__Listed entries__
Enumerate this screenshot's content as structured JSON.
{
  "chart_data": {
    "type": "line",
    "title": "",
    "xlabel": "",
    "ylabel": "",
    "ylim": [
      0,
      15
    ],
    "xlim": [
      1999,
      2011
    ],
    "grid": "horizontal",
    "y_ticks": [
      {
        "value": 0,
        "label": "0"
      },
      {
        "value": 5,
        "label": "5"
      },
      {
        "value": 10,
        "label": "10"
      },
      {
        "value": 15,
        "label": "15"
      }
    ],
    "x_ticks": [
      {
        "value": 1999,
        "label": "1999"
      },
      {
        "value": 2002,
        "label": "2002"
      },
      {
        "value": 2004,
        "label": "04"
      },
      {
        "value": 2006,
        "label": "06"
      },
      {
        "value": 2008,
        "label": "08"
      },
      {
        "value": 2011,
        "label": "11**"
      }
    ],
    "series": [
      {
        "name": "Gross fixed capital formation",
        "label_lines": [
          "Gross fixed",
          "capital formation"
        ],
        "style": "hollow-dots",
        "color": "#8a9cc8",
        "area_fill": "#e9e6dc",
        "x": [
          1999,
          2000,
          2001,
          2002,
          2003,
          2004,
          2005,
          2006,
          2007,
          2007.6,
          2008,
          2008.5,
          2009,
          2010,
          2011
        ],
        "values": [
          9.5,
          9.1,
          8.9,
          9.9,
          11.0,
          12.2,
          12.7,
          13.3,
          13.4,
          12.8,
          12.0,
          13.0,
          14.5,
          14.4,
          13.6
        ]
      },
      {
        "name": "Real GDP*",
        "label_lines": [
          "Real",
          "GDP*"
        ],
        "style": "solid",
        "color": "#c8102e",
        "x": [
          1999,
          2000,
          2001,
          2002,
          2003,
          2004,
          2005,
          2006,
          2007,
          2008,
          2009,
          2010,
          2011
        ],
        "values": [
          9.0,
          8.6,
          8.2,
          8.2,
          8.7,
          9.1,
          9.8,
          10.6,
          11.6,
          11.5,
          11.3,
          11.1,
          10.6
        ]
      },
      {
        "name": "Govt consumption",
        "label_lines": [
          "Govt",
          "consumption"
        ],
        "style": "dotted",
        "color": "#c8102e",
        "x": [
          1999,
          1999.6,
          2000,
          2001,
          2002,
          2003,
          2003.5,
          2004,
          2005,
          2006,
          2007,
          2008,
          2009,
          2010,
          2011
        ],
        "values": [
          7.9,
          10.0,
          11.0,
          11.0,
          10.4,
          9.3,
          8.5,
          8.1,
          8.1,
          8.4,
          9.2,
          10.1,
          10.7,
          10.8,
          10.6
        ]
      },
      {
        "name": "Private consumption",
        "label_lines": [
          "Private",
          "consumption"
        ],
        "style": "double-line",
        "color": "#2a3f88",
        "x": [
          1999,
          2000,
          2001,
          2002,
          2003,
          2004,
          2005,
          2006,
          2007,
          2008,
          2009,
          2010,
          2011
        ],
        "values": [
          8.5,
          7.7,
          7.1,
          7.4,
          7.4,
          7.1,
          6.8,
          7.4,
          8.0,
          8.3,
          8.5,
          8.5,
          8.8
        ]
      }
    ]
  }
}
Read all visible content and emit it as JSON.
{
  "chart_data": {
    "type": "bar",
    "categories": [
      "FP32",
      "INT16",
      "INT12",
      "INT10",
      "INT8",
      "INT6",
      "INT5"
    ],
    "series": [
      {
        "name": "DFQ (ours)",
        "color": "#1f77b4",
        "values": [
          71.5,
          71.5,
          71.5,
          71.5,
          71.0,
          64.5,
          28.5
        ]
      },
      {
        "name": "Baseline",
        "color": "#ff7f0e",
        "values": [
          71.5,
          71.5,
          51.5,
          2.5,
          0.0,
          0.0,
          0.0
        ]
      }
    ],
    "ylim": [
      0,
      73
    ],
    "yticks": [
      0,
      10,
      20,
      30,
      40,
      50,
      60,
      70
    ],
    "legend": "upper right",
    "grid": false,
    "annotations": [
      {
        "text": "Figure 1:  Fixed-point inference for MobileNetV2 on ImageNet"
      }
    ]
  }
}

--

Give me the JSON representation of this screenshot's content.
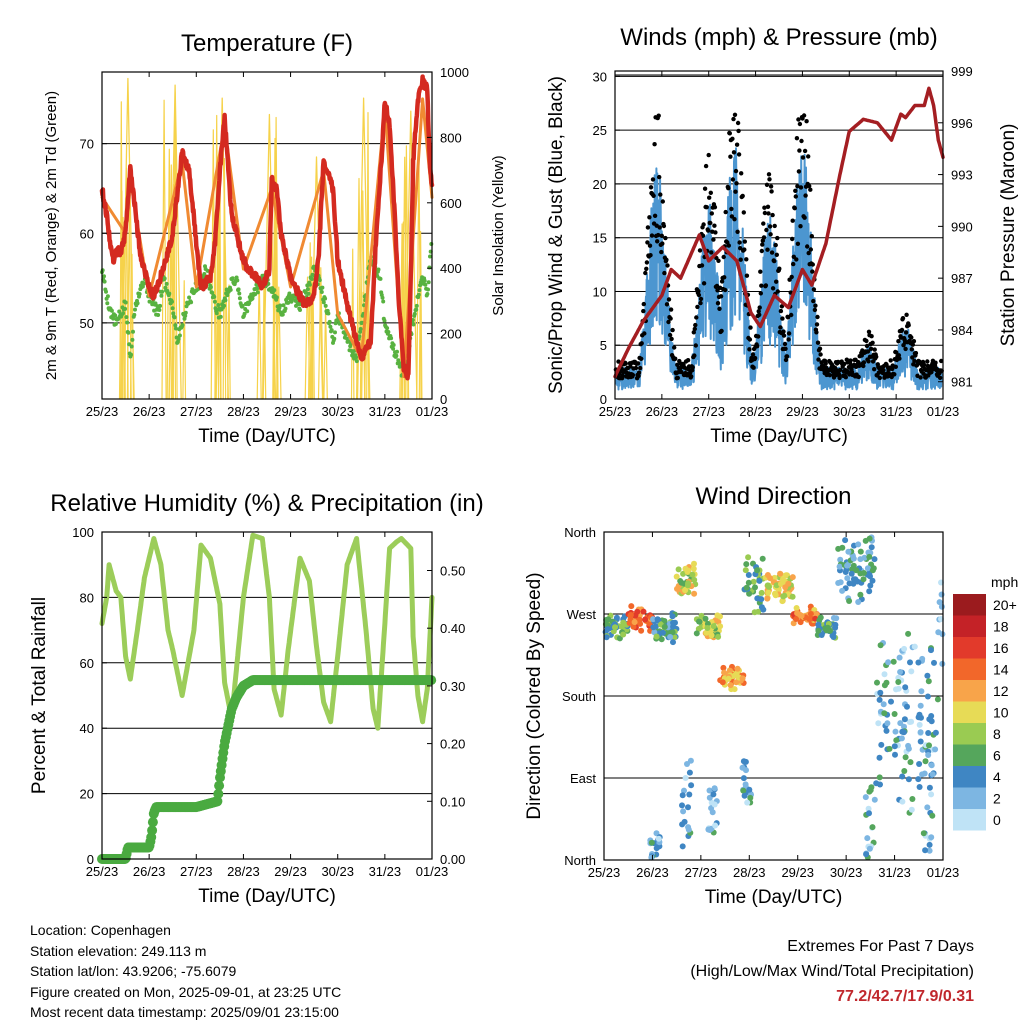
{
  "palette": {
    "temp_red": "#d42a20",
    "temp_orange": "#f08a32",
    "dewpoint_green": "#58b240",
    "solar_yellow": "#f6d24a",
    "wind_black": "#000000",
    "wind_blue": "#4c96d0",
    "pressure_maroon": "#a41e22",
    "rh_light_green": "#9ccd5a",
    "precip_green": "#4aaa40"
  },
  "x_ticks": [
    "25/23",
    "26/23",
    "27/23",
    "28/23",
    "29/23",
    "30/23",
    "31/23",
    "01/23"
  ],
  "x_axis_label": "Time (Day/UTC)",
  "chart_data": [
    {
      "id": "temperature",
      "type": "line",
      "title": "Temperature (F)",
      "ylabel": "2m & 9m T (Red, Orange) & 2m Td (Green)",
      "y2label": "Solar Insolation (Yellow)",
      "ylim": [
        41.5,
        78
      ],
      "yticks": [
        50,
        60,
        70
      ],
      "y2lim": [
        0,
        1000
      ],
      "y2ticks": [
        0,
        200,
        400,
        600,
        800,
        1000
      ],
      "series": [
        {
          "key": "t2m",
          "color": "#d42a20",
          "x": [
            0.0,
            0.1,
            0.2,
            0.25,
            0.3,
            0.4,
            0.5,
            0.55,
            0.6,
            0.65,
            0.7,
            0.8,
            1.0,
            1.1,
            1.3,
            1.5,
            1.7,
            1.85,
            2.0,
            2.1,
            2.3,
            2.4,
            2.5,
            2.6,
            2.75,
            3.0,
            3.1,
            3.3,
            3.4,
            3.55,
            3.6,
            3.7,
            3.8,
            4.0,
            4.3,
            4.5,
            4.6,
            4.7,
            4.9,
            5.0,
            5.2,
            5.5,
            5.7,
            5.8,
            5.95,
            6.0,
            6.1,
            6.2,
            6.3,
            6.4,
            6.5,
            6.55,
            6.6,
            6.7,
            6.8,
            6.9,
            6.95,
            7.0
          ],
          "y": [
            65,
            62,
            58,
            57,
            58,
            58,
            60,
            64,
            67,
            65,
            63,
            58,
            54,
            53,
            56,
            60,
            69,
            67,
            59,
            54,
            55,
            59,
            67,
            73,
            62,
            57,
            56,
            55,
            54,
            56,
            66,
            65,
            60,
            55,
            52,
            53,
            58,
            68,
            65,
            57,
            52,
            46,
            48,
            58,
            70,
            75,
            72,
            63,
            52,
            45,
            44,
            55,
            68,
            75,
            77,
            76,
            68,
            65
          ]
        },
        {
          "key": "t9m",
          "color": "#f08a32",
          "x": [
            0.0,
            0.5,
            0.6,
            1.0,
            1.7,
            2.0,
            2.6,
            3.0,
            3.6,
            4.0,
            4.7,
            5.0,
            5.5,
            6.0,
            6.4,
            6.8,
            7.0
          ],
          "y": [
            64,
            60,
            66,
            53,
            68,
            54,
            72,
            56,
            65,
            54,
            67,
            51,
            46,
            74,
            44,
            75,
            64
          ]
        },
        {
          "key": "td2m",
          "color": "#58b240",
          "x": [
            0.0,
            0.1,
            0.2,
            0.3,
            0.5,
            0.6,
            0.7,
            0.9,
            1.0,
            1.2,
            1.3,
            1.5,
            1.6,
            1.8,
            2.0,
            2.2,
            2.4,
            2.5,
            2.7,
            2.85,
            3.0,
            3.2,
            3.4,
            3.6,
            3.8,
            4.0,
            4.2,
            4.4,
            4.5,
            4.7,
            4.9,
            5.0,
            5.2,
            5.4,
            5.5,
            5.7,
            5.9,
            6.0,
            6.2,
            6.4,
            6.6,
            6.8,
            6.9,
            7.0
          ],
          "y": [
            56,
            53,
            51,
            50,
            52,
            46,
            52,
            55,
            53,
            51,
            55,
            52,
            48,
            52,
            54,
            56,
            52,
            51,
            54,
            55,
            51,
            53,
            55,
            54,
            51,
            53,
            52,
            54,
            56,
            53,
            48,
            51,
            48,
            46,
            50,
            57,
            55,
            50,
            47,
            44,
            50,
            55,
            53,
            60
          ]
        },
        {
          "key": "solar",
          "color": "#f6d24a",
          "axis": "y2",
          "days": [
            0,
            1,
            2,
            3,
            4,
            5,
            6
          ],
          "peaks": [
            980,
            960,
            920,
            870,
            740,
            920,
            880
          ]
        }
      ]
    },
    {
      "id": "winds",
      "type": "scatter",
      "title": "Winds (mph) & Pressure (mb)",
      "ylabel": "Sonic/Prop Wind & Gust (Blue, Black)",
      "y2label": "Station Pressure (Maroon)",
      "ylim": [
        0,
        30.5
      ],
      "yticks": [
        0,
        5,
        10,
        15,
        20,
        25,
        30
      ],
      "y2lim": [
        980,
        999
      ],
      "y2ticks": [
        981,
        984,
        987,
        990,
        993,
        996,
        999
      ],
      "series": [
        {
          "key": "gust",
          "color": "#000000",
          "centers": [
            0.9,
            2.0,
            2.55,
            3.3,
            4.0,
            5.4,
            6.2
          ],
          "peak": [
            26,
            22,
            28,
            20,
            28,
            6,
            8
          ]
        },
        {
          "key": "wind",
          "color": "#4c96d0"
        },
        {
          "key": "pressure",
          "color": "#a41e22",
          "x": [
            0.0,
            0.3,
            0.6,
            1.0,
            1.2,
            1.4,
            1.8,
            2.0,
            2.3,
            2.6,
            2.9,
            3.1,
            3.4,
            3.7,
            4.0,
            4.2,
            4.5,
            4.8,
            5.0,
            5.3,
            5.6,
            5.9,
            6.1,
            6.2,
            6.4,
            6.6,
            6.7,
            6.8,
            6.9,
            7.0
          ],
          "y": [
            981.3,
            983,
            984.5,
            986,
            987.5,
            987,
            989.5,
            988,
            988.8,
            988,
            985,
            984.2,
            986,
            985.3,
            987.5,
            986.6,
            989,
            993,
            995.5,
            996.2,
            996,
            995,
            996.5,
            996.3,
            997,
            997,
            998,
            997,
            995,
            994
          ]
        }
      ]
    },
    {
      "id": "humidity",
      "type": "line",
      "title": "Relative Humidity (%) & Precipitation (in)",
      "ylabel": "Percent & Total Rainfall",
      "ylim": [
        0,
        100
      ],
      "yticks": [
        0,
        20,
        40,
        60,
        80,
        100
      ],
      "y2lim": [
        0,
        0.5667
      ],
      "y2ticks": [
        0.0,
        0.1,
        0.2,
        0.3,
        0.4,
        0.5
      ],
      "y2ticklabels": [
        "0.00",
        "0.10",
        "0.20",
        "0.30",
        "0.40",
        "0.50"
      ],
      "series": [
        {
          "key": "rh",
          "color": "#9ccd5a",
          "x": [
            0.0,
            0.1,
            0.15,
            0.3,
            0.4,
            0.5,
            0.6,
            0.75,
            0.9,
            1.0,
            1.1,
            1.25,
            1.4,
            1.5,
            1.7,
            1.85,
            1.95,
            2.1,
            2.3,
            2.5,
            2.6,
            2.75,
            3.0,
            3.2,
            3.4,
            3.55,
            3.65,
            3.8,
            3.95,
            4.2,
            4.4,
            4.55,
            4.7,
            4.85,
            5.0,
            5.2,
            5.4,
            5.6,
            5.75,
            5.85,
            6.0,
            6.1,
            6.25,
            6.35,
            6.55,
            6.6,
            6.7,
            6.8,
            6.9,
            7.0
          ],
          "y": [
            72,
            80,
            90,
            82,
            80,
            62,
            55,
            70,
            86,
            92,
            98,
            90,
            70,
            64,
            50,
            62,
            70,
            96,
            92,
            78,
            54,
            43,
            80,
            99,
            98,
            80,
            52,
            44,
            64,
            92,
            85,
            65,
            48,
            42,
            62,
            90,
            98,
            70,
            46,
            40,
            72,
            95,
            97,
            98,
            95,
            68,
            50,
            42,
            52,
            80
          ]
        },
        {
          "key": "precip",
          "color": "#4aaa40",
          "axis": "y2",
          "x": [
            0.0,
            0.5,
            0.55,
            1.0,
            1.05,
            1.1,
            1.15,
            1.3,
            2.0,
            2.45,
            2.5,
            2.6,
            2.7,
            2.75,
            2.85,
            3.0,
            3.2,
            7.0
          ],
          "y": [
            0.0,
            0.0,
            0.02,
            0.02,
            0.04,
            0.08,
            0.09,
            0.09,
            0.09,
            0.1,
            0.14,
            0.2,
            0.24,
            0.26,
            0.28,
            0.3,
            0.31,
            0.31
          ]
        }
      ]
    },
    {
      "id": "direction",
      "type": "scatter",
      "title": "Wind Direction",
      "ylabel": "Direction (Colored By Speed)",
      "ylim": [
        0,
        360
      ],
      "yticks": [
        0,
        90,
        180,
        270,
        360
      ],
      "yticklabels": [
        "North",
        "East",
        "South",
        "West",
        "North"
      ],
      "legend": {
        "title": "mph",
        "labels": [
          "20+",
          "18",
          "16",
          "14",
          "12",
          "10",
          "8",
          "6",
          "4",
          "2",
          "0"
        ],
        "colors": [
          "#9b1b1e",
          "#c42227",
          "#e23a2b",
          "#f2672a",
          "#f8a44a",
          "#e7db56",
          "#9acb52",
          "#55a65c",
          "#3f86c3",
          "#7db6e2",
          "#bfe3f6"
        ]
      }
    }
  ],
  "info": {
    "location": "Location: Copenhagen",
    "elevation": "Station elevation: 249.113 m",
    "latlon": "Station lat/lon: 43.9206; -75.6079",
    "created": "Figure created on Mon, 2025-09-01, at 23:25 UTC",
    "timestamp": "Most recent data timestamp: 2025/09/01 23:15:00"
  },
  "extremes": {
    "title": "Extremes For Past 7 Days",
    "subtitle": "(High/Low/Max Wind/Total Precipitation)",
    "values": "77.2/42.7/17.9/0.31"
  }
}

---

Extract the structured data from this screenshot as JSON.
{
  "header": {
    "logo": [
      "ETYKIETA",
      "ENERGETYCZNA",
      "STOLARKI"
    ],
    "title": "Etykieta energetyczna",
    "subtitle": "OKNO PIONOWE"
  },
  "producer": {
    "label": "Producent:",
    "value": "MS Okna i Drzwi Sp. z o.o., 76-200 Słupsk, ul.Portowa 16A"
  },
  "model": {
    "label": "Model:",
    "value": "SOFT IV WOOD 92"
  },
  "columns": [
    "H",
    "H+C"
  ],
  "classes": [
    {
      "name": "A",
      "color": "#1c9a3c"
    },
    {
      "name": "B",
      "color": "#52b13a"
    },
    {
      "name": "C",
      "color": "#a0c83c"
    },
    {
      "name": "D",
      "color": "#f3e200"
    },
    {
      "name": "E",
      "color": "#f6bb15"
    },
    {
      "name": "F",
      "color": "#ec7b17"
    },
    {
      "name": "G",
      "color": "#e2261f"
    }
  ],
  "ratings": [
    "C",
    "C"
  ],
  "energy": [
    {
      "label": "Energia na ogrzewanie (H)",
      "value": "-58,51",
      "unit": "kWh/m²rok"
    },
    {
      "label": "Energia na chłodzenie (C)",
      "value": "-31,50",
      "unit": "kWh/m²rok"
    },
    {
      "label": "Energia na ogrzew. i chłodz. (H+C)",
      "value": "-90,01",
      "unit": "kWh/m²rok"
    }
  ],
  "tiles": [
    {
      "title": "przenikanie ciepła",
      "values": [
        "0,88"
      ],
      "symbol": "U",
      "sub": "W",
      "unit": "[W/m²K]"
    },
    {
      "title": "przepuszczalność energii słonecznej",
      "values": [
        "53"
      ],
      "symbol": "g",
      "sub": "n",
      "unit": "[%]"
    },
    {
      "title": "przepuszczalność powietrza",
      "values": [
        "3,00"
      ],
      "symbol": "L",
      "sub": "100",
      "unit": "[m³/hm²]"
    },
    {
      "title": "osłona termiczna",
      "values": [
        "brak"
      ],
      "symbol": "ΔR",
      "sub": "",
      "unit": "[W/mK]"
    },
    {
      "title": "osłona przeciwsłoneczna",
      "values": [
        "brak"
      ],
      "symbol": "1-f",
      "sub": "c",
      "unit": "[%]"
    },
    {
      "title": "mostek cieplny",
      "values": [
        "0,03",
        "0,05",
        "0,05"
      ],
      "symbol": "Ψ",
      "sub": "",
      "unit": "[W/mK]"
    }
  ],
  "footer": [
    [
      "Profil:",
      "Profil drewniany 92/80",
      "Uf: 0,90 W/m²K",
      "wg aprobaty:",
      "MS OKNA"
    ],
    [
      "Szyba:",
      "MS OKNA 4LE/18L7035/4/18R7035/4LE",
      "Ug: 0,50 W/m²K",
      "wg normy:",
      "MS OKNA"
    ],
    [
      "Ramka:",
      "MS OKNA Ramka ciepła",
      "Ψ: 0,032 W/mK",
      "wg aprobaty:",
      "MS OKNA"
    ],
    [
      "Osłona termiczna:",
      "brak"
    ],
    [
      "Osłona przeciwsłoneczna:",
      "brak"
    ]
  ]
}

__Task__
Note every line above where the string "Total" shows up, and copy those lines.

__Finished exercise__
      "ylabel": "Percent & Total Rainfall",
    "subtitle": "(High/Low/Max Wind/Total Precipitation)",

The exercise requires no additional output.